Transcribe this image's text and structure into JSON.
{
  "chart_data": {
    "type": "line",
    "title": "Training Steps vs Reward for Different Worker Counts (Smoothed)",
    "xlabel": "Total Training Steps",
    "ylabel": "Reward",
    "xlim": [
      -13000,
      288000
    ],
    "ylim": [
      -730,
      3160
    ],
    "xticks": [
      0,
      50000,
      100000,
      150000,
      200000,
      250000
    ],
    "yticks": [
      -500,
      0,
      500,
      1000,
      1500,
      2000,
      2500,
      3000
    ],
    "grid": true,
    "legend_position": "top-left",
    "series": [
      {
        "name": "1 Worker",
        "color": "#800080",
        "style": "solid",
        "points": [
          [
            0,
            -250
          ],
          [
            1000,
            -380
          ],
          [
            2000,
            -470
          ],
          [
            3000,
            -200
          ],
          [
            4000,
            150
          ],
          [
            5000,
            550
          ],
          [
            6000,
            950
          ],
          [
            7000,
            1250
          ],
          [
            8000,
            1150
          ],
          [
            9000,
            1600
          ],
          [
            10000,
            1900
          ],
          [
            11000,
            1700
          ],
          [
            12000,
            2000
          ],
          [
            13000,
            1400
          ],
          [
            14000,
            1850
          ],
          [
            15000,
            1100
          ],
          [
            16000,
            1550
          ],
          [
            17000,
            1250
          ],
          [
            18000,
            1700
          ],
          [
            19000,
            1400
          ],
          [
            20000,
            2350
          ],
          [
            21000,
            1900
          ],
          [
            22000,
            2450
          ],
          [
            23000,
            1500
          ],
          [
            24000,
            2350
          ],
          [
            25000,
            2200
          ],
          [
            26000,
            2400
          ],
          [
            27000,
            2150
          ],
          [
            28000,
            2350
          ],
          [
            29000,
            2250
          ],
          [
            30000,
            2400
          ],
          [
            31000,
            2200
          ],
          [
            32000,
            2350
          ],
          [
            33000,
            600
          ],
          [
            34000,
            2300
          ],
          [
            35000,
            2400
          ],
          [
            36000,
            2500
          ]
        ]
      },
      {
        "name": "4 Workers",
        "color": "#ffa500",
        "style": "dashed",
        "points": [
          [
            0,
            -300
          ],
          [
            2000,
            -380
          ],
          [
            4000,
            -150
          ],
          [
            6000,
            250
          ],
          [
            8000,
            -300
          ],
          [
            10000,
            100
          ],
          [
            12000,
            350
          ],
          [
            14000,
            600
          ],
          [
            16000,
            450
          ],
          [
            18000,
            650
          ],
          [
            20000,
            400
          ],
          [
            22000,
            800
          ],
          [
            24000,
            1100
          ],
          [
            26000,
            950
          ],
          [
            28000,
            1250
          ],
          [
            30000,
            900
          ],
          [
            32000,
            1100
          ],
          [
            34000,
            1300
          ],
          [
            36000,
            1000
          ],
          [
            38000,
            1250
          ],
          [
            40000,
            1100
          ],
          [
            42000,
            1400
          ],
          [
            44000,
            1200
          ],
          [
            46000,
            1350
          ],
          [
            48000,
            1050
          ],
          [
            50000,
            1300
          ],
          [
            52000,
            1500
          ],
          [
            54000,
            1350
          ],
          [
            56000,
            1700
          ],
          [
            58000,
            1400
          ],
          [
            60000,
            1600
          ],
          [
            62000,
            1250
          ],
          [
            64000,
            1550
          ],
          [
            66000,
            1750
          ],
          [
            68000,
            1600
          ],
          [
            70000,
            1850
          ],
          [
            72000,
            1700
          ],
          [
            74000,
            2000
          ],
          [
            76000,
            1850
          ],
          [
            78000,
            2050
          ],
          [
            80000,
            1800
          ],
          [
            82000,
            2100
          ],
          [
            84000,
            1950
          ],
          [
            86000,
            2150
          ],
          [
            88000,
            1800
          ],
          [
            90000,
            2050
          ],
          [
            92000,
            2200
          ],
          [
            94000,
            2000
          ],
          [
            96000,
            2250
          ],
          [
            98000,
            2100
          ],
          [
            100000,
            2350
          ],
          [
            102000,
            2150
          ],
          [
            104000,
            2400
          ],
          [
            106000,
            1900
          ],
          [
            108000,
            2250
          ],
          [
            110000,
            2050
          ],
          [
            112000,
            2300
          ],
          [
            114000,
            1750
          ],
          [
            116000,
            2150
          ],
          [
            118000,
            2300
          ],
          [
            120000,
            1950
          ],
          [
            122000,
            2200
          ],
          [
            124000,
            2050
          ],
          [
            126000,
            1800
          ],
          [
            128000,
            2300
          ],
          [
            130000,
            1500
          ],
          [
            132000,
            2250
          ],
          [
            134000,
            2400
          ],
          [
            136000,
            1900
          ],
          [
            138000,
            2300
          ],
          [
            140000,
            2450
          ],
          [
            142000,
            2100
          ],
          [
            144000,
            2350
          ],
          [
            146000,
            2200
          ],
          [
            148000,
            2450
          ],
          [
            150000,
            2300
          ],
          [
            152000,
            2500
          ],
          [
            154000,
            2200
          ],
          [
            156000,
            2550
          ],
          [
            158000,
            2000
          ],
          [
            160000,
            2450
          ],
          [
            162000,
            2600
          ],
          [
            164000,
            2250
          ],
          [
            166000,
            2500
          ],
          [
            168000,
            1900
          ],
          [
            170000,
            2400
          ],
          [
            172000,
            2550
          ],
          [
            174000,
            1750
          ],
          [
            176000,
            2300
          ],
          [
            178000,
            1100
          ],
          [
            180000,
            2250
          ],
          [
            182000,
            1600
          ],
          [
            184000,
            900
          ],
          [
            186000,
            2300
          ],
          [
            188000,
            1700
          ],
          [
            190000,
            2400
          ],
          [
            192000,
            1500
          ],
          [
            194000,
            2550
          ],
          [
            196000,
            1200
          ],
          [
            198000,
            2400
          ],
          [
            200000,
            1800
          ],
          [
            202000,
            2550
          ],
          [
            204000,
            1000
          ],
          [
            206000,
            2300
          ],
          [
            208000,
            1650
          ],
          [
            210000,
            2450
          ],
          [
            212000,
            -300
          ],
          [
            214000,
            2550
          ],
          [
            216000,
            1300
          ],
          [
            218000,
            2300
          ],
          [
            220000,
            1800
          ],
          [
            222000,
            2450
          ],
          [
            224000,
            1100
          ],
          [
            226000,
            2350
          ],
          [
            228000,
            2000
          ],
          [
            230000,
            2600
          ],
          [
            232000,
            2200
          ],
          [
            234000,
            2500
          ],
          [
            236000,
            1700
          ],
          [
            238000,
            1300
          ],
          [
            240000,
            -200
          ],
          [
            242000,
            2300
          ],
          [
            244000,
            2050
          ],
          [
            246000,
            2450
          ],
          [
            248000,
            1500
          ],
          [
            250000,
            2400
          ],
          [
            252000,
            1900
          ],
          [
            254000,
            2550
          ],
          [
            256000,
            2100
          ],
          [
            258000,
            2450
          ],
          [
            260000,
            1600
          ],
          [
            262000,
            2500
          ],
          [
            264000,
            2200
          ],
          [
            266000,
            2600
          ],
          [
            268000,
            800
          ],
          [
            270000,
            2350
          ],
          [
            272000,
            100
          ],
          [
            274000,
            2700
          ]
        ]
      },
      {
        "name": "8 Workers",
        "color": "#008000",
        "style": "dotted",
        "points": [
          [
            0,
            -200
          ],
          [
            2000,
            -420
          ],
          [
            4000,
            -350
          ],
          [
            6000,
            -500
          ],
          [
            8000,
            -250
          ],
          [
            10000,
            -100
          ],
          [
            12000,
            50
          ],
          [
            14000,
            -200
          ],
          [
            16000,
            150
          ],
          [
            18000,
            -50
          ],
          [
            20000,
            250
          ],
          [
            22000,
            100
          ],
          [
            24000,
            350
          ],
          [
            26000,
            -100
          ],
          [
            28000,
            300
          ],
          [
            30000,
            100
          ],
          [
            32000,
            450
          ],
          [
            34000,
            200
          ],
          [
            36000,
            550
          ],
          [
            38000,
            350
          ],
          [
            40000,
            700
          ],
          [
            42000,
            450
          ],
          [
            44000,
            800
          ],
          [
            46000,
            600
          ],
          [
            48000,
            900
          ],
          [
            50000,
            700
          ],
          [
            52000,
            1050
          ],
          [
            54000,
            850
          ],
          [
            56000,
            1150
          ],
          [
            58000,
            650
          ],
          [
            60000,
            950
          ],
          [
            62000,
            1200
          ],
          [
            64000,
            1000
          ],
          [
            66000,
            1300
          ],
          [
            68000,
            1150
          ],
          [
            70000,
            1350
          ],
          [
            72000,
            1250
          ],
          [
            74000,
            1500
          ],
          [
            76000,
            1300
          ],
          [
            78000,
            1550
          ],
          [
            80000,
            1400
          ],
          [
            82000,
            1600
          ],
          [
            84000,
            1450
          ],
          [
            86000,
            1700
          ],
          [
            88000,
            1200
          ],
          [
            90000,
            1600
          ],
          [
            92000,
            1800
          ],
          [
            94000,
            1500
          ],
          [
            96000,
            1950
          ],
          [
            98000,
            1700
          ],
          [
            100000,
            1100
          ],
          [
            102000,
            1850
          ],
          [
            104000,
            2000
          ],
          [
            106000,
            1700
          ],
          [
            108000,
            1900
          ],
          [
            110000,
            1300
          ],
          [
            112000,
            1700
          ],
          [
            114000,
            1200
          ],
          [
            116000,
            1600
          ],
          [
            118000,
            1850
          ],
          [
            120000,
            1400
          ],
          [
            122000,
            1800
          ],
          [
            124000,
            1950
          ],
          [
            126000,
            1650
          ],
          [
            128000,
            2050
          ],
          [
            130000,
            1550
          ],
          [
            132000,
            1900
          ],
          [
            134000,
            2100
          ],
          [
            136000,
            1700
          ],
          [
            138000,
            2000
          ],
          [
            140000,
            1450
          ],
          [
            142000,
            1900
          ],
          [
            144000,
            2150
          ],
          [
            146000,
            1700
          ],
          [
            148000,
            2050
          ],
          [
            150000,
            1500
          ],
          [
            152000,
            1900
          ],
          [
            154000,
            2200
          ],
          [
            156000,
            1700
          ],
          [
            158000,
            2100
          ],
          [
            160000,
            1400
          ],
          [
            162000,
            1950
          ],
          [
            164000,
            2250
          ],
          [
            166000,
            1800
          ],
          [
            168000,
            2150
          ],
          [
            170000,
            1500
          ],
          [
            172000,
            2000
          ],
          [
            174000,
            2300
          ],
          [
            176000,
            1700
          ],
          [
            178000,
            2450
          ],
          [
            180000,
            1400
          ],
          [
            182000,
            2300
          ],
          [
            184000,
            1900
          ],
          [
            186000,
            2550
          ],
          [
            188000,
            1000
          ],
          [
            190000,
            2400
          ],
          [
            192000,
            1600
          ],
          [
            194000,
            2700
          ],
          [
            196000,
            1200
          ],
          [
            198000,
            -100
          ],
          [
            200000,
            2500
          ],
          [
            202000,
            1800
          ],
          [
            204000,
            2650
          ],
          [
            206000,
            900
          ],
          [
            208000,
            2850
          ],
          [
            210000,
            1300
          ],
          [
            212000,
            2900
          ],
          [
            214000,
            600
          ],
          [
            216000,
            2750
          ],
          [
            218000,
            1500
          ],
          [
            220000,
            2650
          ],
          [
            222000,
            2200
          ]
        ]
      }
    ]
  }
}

• _INSTRUCTIONS FOR THE TASK_: Note each line of the entries that has "Reward" in it, and copy those lines.

• _SOLUTION_:
    "title": "Training Steps vs Reward for Different Worker Counts (Smoothed)",
    "ylabel": "Reward",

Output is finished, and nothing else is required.